Source records:
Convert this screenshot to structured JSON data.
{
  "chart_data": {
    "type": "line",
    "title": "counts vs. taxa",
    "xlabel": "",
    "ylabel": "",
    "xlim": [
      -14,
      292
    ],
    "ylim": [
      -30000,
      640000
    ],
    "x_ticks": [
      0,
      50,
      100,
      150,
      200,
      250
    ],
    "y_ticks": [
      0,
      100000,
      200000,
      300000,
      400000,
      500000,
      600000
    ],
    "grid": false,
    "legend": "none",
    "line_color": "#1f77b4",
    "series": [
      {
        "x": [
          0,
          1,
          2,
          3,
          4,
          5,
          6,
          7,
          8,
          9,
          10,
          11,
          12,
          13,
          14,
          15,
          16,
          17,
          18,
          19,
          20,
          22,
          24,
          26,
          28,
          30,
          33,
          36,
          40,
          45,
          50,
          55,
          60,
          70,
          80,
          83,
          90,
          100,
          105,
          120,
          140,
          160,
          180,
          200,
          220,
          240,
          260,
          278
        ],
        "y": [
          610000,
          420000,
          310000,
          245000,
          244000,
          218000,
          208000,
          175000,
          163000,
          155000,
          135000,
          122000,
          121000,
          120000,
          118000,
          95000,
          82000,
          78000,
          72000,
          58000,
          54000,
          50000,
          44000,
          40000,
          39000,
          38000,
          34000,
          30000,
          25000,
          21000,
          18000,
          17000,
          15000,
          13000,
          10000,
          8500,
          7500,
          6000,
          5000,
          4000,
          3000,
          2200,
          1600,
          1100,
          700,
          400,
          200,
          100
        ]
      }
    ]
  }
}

The exercise:
Set all of the records down again, exactly as they stand.

Exercise result:
Convert this screenshot to structured JSON data.
{
  "chart_data": {
    "type": "line",
    "title": "counts vs. taxa",
    "xlabel": "",
    "ylabel": "",
    "xlim": [
      -14,
      292
    ],
    "ylim": [
      -30000,
      640000
    ],
    "x_ticks": [
      0,
      50,
      100,
      150,
      200,
      250
    ],
    "y_ticks": [
      0,
      100000,
      200000,
      300000,
      400000,
      500000,
      600000
    ],
    "grid": false,
    "legend": "none",
    "line_color": "#1f77b4",
    "series": [
      {
        "x": [
          0,
          1,
          2,
          3,
          4,
          5,
          6,
          7,
          8,
          9,
          10,
          11,
          12,
          13,
          14,
          15,
          16,
          17,
          18,
          19,
          20,
          22,
          24,
          26,
          28,
          30,
          33,
          36,
          40,
          45,
          50,
          55,
          60,
          70,
          80,
          83,
          90,
          100,
          105,
          120,
          140,
          160,
          180,
          200,
          220,
          240,
          260,
          278
        ],
        "y": [
          610000,
          420000,
          310000,
          245000,
          244000,
          218000,
          208000,
          175000,
          163000,
          155000,
          135000,
          122000,
          121000,
          120000,
          118000,
          95000,
          82000,
          78000,
          72000,
          58000,
          54000,
          50000,
          44000,
          40000,
          39000,
          38000,
          34000,
          30000,
          25000,
          21000,
          18000,
          17000,
          15000,
          13000,
          10000,
          8500,
          7500,
          6000,
          5000,
          4000,
          3000,
          2200,
          1600,
          1100,
          700,
          400,
          200,
          100
        ]
      }
    ]
  }
}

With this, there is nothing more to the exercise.